### Exercise task
List, from the lines below, each one with "ylabel" in it.

— Start —

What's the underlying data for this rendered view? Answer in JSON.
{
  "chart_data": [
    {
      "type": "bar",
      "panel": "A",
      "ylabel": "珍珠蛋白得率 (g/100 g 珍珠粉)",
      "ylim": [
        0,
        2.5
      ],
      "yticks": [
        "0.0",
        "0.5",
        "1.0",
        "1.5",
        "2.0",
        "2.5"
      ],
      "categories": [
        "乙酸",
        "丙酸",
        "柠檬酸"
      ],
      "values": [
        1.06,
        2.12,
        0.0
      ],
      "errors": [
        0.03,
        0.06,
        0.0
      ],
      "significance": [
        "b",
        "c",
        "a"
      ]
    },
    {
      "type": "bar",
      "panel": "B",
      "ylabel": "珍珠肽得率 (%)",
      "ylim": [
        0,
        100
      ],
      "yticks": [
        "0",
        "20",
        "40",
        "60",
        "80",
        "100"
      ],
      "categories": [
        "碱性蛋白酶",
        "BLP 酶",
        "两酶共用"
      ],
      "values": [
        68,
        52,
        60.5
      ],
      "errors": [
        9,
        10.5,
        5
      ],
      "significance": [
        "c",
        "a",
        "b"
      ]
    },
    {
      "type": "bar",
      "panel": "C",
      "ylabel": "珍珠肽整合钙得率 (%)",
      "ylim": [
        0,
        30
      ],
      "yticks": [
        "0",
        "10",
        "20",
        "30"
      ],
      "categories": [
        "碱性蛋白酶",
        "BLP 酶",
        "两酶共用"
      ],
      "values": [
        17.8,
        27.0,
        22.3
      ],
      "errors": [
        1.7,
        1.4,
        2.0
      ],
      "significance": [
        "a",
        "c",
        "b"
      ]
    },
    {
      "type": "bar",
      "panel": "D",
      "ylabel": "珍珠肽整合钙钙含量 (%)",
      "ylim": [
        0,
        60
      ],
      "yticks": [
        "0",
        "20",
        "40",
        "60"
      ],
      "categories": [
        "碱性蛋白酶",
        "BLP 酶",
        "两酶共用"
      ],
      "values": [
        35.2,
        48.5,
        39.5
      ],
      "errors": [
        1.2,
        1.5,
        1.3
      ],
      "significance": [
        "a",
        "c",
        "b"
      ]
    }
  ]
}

— End —

### Full output
      "ylabel": "珍珠蛋白得率 (g/100 g 珍珠粉)",
      "ylabel": "珍珠肽得率 (%)",
      "ylabel": "珍珠肽整合钙得率 (%)",
      "ylabel": "珍珠肽整合钙钙含量 (%)",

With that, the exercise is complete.